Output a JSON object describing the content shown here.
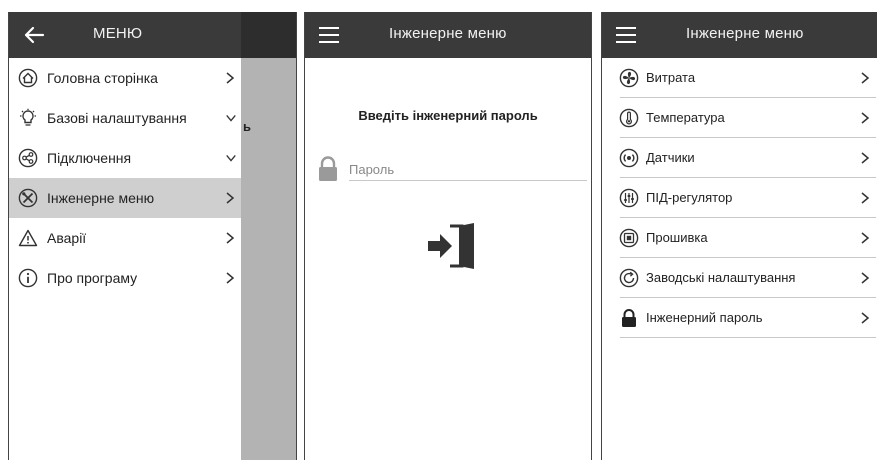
{
  "screen1": {
    "header": {
      "title": "МЕНЮ",
      "back_icon": "arrow-left-icon"
    },
    "peek_text": "ь",
    "items": [
      {
        "label": "Головна сторінка",
        "icon": "home-icon",
        "chevron": "right"
      },
      {
        "label": "Базові налаштування",
        "icon": "settings-bulb-icon",
        "chevron": "down"
      },
      {
        "label": "Підключення",
        "icon": "share-icon",
        "chevron": "down"
      },
      {
        "label": "Інженерне меню",
        "icon": "tools-icon",
        "chevron": "right",
        "active": true
      },
      {
        "label": "Аварії",
        "icon": "warning-icon",
        "chevron": "right"
      },
      {
        "label": "Про програму",
        "icon": "info-icon",
        "chevron": "right"
      }
    ]
  },
  "screen2": {
    "header": {
      "title": "Інженерне меню",
      "menu_icon": "hamburger-icon"
    },
    "prompt": "Введіть інженерний пароль",
    "password_placeholder": "Пароль",
    "submit_icon": "login-icon"
  },
  "screen3": {
    "header": {
      "title": "Інженерне меню",
      "menu_icon": "hamburger-icon"
    },
    "items": [
      {
        "label": "Витрата",
        "icon": "fan-icon"
      },
      {
        "label": "Температура",
        "icon": "thermometer-icon"
      },
      {
        "label": "Датчики",
        "icon": "sensor-icon"
      },
      {
        "label": "ПІД-регулятор",
        "icon": "regulator-icon"
      },
      {
        "label": "Прошивка",
        "icon": "chip-icon"
      },
      {
        "label": "Заводські налаштування",
        "icon": "reset-icon"
      },
      {
        "label": "Інженерний пароль",
        "icon": "lock-icon"
      }
    ]
  },
  "colors": {
    "appbar": "#3a3a3a",
    "active_item": "#cfcfcf",
    "overlay": "#b3b3b3",
    "divider": "#c8c8c8"
  }
}
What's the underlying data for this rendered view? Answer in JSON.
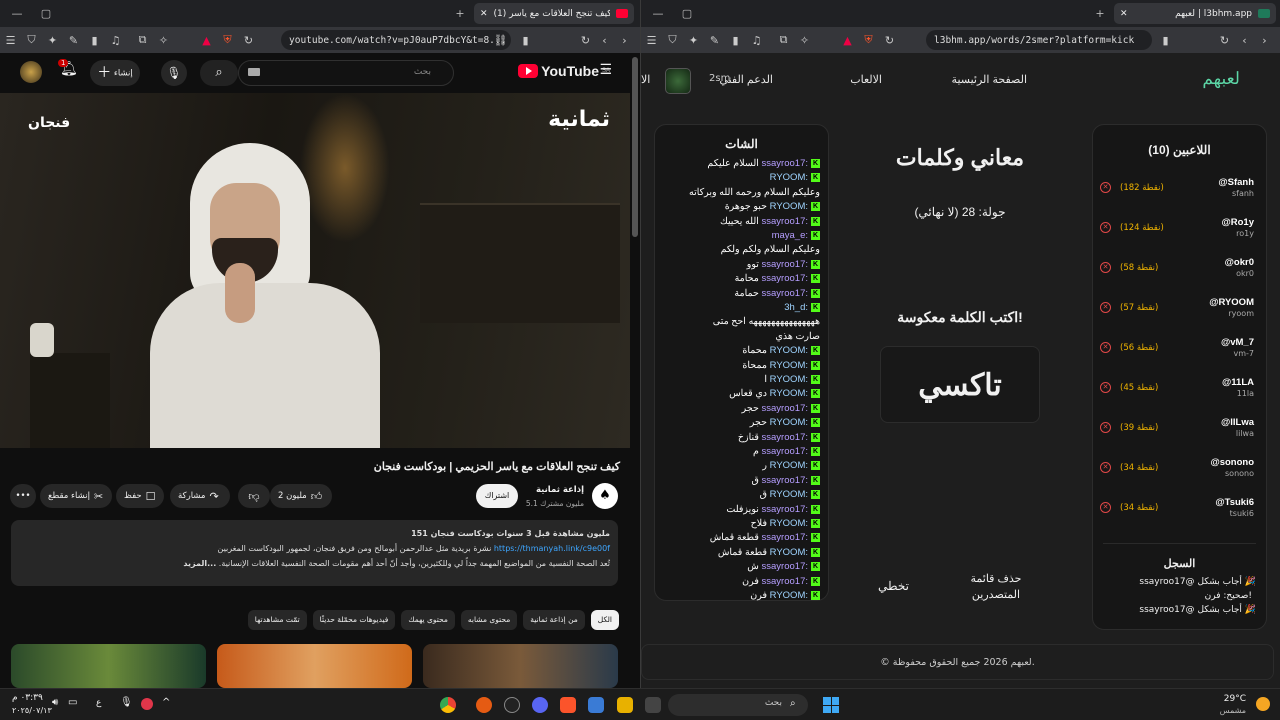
{
  "left_browser": {
    "tab_title": "(1) كيف تنجح العلاقات مع ياسر",
    "url": "youtube.com/watch?v=pJ0auP7dbcY&t=8...",
    "youtube": {
      "logo_text": "YouTube",
      "logo_region": "SA",
      "search_placeholder": "بحث",
      "create_label": "إنشاء",
      "notif_count": "1",
      "video_overlay_right": "ثمانية",
      "video_overlay_left": "فنجان",
      "video_title": "كيف تنجح العلاقات مع ياسر الحزيمي | بودكاست فنجان",
      "channel_name": "إذاعة ثمانية",
      "subscribers": "5.1 مليون مشترك",
      "subscribe_label": "اشتراك",
      "likes": "2 مليون",
      "share_label": "مشاركة",
      "save_label": "حفظ",
      "clip_label": "إنشاء مقطع",
      "desc_stats": "151 مليون مشاهدة  قبل 3 سنوات  بودكاست فنجان",
      "desc_line2": "نشرة بريدية مثل عدالرحمن أبومالح ومن فريق فنجان، لجمهور البودكاست المغربين",
      "desc_link": "https://thmanyah.link/c9e00f",
      "desc_line3": "تُعد الصحة النفسية من المواضيع المهمة جداً لي وللكثيرين، وأجد أنّ أحد أهم مقومات الصحة النفسية العلاقات الإنسانية.",
      "desc_more": "...المزيد",
      "chips": [
        "الكل",
        "من إذاعة ثمانية",
        "محتوى مشابه",
        "محتوى يهمك",
        "فيديوهات محمّلة حديثًا",
        "تمّت مشاهدتها"
      ]
    }
  },
  "right_browser": {
    "tab_title": "لعبهم | l3bhm.app",
    "url": "l3bhm.app/words/2smer?platform=kick",
    "site": {
      "logo": "لعبهم",
      "nav": [
        "الصفحة الرئيسية",
        "الالعاب",
        "الدعم الفني",
        "الا"
      ],
      "avatar_label": "2sm",
      "players_title": "اللاعبين (10)",
      "players": [
        {
          "name": "@Sfanh",
          "handle": "sfanh",
          "score": "(182 نقطة)"
        },
        {
          "name": "@Ro1y",
          "handle": "ro1y",
          "score": "(124 نقطة)"
        },
        {
          "name": "@okr0",
          "handle": "okr0",
          "score": "(58 نقطة)"
        },
        {
          "name": "@RYOOM",
          "handle": "ryoom",
          "score": "(57 نقطة)"
        },
        {
          "name": "@vM_7",
          "handle": "vm-7",
          "score": "(56 نقطة)"
        },
        {
          "name": "@11LA",
          "handle": "11la",
          "score": "(45 نقطة)"
        },
        {
          "name": "@lILwa",
          "handle": "lilwa",
          "score": "(39 نقطة)"
        },
        {
          "name": "@sonono",
          "handle": "sonono",
          "score": "(34 نقطة)"
        },
        {
          "name": "@Tsuki6",
          "handle": "tsuki6",
          "score": "(34 نقطة)"
        }
      ],
      "log_title": "السجل",
      "log": [
        "ssayroo17@ أجاب بشكل",
        "صحيح: فرن!",
        "ssayroo17@ أجاب بشكل"
      ],
      "game_title": "معاني وكلمات",
      "round": "جولة: 28 (لا نهائي)",
      "prompt": "اكتب الكلمة معكوسة!",
      "word": "تاكسي",
      "btn_delete": "حذف قائمة المتصدرين",
      "btn_skip": "تخطي",
      "chat_title": "الشات",
      "chat": [
        {
          "u": "ssayroo17:",
          "m": "السلام عليكم"
        },
        {
          "u": "RYOOM:",
          "m": ""
        },
        {
          "u": "",
          "m": "وعليكم السلام ورحمه الله وبركاته"
        },
        {
          "u": "RYOOM:",
          "m": "حبو جوهرة"
        },
        {
          "u": "ssayroo17:",
          "m": "الله يحييك"
        },
        {
          "u": "maya_e:",
          "m": ""
        },
        {
          "u": "",
          "m": "وعليكم السلام ولكم ولكم"
        },
        {
          "u": "ssayroo17:",
          "m": "توو"
        },
        {
          "u": "ssayroo17:",
          "m": "محامة"
        },
        {
          "u": "ssayroo17:",
          "m": "حمامة"
        },
        {
          "u": "3h_d:",
          "m": ""
        },
        {
          "u": "",
          "m": "هههههههههههههههه احح متى"
        },
        {
          "u": "",
          "m": "صارت هذي"
        },
        {
          "u": "RYOOM:",
          "m": "محماة"
        },
        {
          "u": "RYOOM:",
          "m": "ممحاة"
        },
        {
          "u": "RYOOM:",
          "m": "ا"
        },
        {
          "u": "RYOOM:",
          "m": "دي قعاس"
        },
        {
          "u": "ssayroo17:",
          "m": "حجر"
        },
        {
          "u": "RYOOM:",
          "m": "حجر"
        },
        {
          "u": "ssayroo17:",
          "m": "قنازخ"
        },
        {
          "u": "ssayroo17:",
          "m": "م"
        },
        {
          "u": "RYOOM:",
          "m": "ر"
        },
        {
          "u": "ssayroo17:",
          "m": "ق"
        },
        {
          "u": "RYOOM:",
          "m": "ق"
        },
        {
          "u": "ssayroo17:",
          "m": "نويزفلت"
        },
        {
          "u": "RYOOM:",
          "m": "فلاح"
        },
        {
          "u": "ssayroo17:",
          "m": "قطعة قماش"
        },
        {
          "u": "RYOOM:",
          "m": "قطعة قماش"
        },
        {
          "u": "ssayroo17:",
          "m": "ش"
        },
        {
          "u": "ssayroo17:",
          "m": "فرن"
        },
        {
          "u": "RYOOM:",
          "m": "فرن"
        }
      ],
      "footer": "© لعبهم 2026 جميع الحقوق محفوظة."
    }
  },
  "taskbar": {
    "search_placeholder": "بحث",
    "weather_temp": "29°C",
    "weather_desc": "مشمس",
    "time": "٠٣:٣٩ م",
    "date": "٢٠٢٥/٠٧/١٣",
    "lang": "ع"
  }
}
----
▶ [WHAT IS ASKED]
Repeat the listing verbatim. Skip the pictures.

▶ [EXPECTED ANSWER]
Output a JSON object describing the content shown here.
{
  "screen1": {
    "header": {
      "title": "МЕНЮ",
      "back_icon": "arrow-left-icon"
    },
    "peek_text": "ь",
    "items": [
      {
        "label": "Головна сторінка",
        "icon": "home-icon",
        "chevron": "right"
      },
      {
        "label": "Базові налаштування",
        "icon": "settings-bulb-icon",
        "chevron": "down"
      },
      {
        "label": "Підключення",
        "icon": "share-icon",
        "chevron": "down"
      },
      {
        "label": "Інженерне меню",
        "icon": "tools-icon",
        "chevron": "right",
        "active": true
      },
      {
        "label": "Аварії",
        "icon": "warning-icon",
        "chevron": "right"
      },
      {
        "label": "Про програму",
        "icon": "info-icon",
        "chevron": "right"
      }
    ]
  },
  "screen2": {
    "header": {
      "title": "Інженерне меню",
      "menu_icon": "hamburger-icon"
    },
    "prompt": "Введіть інженерний пароль",
    "password_placeholder": "Пароль",
    "submit_icon": "login-icon"
  },
  "screen3": {
    "header": {
      "title": "Інженерне меню",
      "menu_icon": "hamburger-icon"
    },
    "items": [
      {
        "label": "Витрата",
        "icon": "fan-icon"
      },
      {
        "label": "Температура",
        "icon": "thermometer-icon"
      },
      {
        "label": "Датчики",
        "icon": "sensor-icon"
      },
      {
        "label": "ПІД-регулятор",
        "icon": "regulator-icon"
      },
      {
        "label": "Прошивка",
        "icon": "chip-icon"
      },
      {
        "label": "Заводські налаштування",
        "icon": "reset-icon"
      },
      {
        "label": "Інженерний пароль",
        "icon": "lock-icon"
      }
    ]
  },
  "colors": {
    "appbar": "#3a3a3a",
    "active_item": "#cfcfcf",
    "overlay": "#b3b3b3",
    "divider": "#c8c8c8"
  }
}
What's the underlying data for this rendered view? Answer in JSON.
{
  "left_browser": {
    "tab_title": "(1) كيف تنجح العلاقات مع ياسر",
    "url": "youtube.com/watch?v=pJ0auP7dbcY&t=8...",
    "youtube": {
      "logo_text": "YouTube",
      "logo_region": "SA",
      "search_placeholder": "بحث",
      "create_label": "إنشاء",
      "notif_count": "1",
      "video_overlay_right": "ثمانية",
      "video_overlay_left": "فنجان",
      "video_title": "كيف تنجح العلاقات مع ياسر الحزيمي | بودكاست فنجان",
      "channel_name": "إذاعة ثمانية",
      "subscribers": "5.1 مليون مشترك",
      "subscribe_label": "اشتراك",
      "likes": "2 مليون",
      "share_label": "مشاركة",
      "save_label": "حفظ",
      "clip_label": "إنشاء مقطع",
      "desc_stats": "151 مليون مشاهدة  قبل 3 سنوات  بودكاست فنجان",
      "desc_line2": "نشرة بريدية مثل عدالرحمن أبومالح ومن فريق فنجان، لجمهور البودكاست المغربين",
      "desc_link": "https://thmanyah.link/c9e00f",
      "desc_line3": "تُعد الصحة النفسية من المواضيع المهمة جداً لي وللكثيرين، وأجد أنّ أحد أهم مقومات الصحة النفسية العلاقات الإنسانية.",
      "desc_more": "...المزيد",
      "chips": [
        "الكل",
        "من إذاعة ثمانية",
        "محتوى مشابه",
        "محتوى يهمك",
        "فيديوهات محمّلة حديثًا",
        "تمّت مشاهدتها"
      ]
    }
  },
  "right_browser": {
    "tab_title": "لعبهم | l3bhm.app",
    "url": "l3bhm.app/words/2smer?platform=kick",
    "site": {
      "logo": "لعبهم",
      "nav": [
        "الصفحة الرئيسية",
        "الالعاب",
        "الدعم الفني",
        "الا"
      ],
      "avatar_label": "2sm",
      "players_title": "اللاعبين (10)",
      "players": [
        {
          "name": "@Sfanh",
          "handle": "sfanh",
          "score": "(182 نقطة)"
        },
        {
          "name": "@Ro1y",
          "handle": "ro1y",
          "score": "(124 نقطة)"
        },
        {
          "name": "@okr0",
          "handle": "okr0",
          "score": "(58 نقطة)"
        },
        {
          "name": "@RYOOM",
          "handle": "ryoom",
          "score": "(57 نقطة)"
        },
        {
          "name": "@vM_7",
          "handle": "vm-7",
          "score": "(56 نقطة)"
        },
        {
          "name": "@11LA",
          "handle": "11la",
          "score": "(45 نقطة)"
        },
        {
          "name": "@lILwa",
          "handle": "lilwa",
          "score": "(39 نقطة)"
        },
        {
          "name": "@sonono",
          "handle": "sonono",
          "score": "(34 نقطة)"
        },
        {
          "name": "@Tsuki6",
          "handle": "tsuki6",
          "score": "(34 نقطة)"
        }
      ],
      "log_title": "السجل",
      "log": [
        "ssayroo17@ أجاب بشكل",
        "صحيح: فرن!",
        "ssayroo17@ أجاب بشكل"
      ],
      "game_title": "معاني وكلمات",
      "round": "جولة: 28 (لا نهائي)",
      "prompt": "اكتب الكلمة معكوسة!",
      "word": "تاكسي",
      "btn_delete": "حذف قائمة المتصدرين",
      "btn_skip": "تخطي",
      "chat_title": "الشات",
      "chat": [
        {
          "u": "ssayroo17:",
          "m": "السلام عليكم"
        },
        {
          "u": "RYOOM:",
          "m": ""
        },
        {
          "u": "",
          "m": "وعليكم السلام ورحمه الله وبركاته"
        },
        {
          "u": "RYOOM:",
          "m": "حبو جوهرة"
        },
        {
          "u": "ssayroo17:",
          "m": "الله يحييك"
        },
        {
          "u": "maya_e:",
          "m": ""
        },
        {
          "u": "",
          "m": "وعليكم السلام ولكم ولكم"
        },
        {
          "u": "ssayroo17:",
          "m": "توو"
        },
        {
          "u": "ssayroo17:",
          "m": "محامة"
        },
        {
          "u": "ssayroo17:",
          "m": "حمامة"
        },
        {
          "u": "3h_d:",
          "m": ""
        },
        {
          "u": "",
          "m": "هههههههههههههههه احح متى"
        },
        {
          "u": "",
          "m": "صارت هذي"
        },
        {
          "u": "RYOOM:",
          "m": "محماة"
        },
        {
          "u": "RYOOM:",
          "m": "ممحاة"
        },
        {
          "u": "RYOOM:",
          "m": "ا"
        },
        {
          "u": "RYOOM:",
          "m": "دي قعاس"
        },
        {
          "u": "ssayroo17:",
          "m": "حجر"
        },
        {
          "u": "RYOOM:",
          "m": "حجر"
        },
        {
          "u": "ssayroo17:",
          "m": "قنازخ"
        },
        {
          "u": "ssayroo17:",
          "m": "م"
        },
        {
          "u": "RYOOM:",
          "m": "ر"
        },
        {
          "u": "ssayroo17:",
          "m": "ق"
        },
        {
          "u": "RYOOM:",
          "m": "ق"
        },
        {
          "u": "ssayroo17:",
          "m": "نويزفلت"
        },
        {
          "u": "RYOOM:",
          "m": "فلاح"
        },
        {
          "u": "ssayroo17:",
          "m": "قطعة قماش"
        },
        {
          "u": "RYOOM:",
          "m": "قطعة قماش"
        },
        {
          "u": "ssayroo17:",
          "m": "ش"
        },
        {
          "u": "ssayroo17:",
          "m": "فرن"
        },
        {
          "u": "RYOOM:",
          "m": "فرن"
        }
      ],
      "footer": "© لعبهم 2026 جميع الحقوق محفوظة."
    }
  },
  "taskbar": {
    "search_placeholder": "بحث",
    "weather_temp": "29°C",
    "weather_desc": "مشمس",
    "time": "٠٣:٣٩ م",
    "date": "٢٠٢٥/٠٧/١٣",
    "lang": "ع"
  }
}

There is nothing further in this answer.